Copy out every line that contains "this".
# # # # # # #
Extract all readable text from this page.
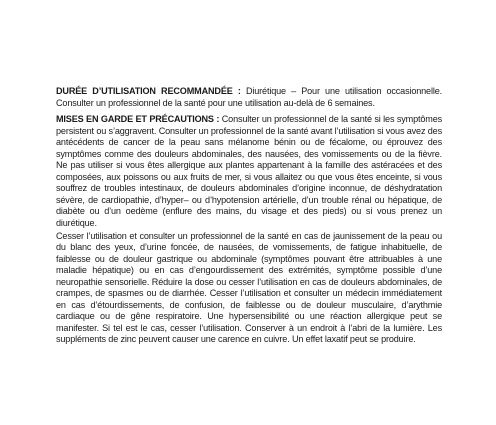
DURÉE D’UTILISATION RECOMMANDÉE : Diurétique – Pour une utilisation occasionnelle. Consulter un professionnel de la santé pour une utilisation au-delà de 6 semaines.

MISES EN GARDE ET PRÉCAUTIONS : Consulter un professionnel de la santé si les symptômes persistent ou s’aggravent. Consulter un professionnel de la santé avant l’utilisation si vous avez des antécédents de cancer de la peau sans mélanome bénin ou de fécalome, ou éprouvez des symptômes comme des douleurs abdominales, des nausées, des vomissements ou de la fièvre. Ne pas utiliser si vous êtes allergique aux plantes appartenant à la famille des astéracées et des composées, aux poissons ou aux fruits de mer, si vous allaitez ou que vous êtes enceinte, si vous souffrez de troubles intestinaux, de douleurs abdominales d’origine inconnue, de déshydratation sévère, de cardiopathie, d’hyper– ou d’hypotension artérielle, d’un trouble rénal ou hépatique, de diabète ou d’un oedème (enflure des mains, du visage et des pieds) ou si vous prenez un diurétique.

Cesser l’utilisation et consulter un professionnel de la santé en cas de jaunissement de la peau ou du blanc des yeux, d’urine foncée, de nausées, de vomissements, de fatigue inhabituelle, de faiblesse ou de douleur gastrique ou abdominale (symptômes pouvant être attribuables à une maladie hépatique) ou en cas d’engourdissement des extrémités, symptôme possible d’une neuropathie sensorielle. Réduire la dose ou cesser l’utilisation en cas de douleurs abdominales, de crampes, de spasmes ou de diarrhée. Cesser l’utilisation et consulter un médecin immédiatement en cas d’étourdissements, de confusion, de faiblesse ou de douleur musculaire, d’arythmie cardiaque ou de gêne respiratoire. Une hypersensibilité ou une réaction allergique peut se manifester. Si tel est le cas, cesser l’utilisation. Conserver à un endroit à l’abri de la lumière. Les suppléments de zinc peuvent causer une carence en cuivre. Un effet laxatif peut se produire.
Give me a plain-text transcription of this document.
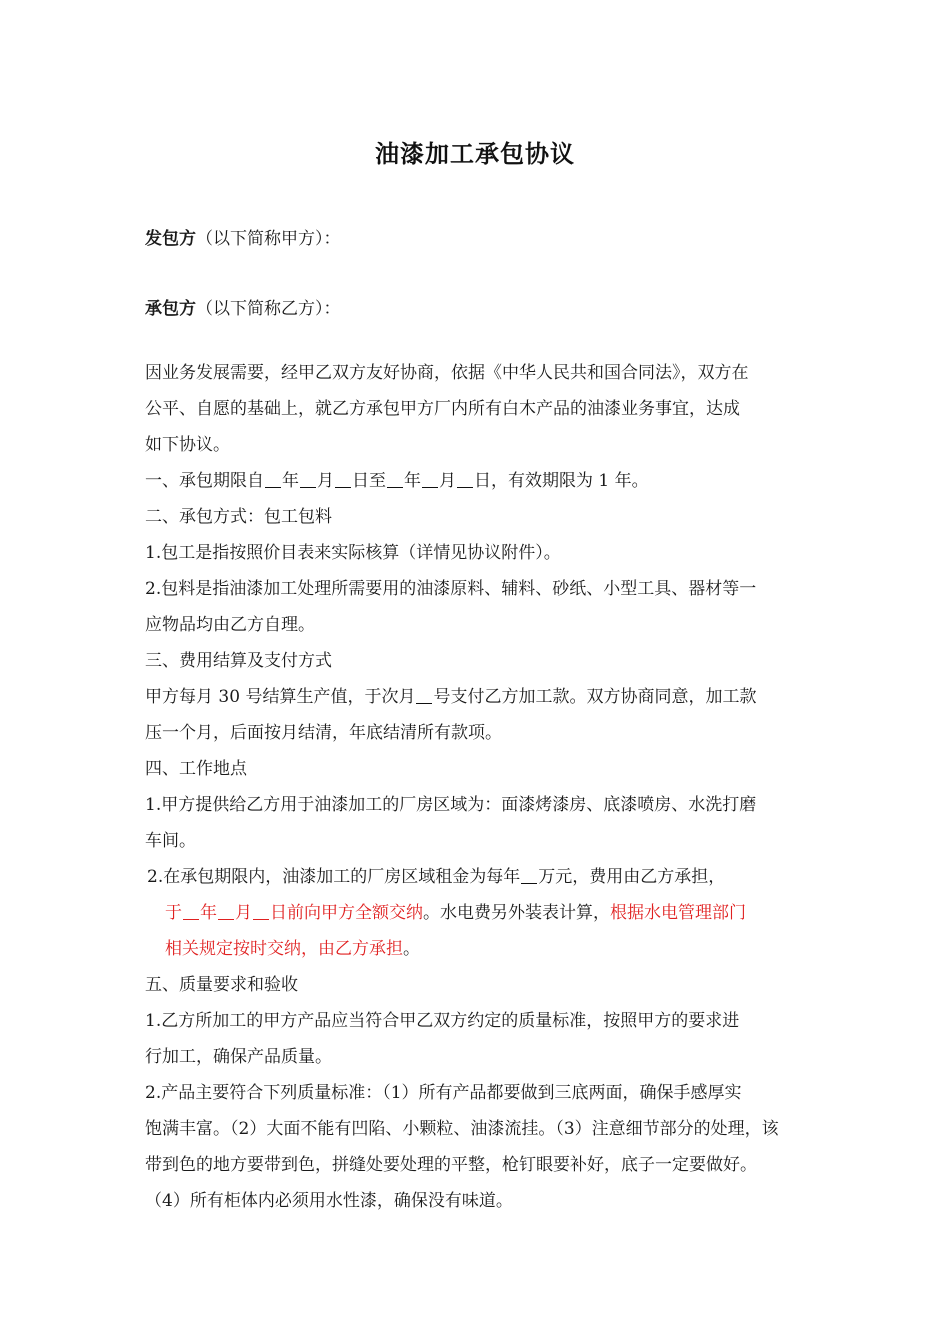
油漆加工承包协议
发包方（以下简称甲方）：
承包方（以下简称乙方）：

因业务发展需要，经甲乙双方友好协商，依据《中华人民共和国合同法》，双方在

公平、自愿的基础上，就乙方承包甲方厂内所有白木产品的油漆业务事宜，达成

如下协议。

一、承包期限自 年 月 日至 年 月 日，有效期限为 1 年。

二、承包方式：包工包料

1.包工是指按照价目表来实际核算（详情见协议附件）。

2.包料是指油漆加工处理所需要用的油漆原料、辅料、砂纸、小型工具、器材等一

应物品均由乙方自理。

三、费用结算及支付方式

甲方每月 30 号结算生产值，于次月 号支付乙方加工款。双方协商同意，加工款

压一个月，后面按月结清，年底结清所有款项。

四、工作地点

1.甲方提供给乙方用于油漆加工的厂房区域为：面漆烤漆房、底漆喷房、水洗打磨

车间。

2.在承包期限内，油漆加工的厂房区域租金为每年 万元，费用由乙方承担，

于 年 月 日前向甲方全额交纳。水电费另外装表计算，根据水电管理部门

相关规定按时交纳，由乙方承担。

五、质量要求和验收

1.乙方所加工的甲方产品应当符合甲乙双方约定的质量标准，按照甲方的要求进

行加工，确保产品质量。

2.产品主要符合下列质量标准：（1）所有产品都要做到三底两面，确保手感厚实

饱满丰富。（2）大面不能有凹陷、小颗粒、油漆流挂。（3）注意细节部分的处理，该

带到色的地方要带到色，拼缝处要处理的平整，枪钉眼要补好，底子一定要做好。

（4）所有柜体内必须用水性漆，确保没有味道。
# # # # # # #
> [Task response]
Extract all readable text from this page.
Give me a plain-text transcription of this document.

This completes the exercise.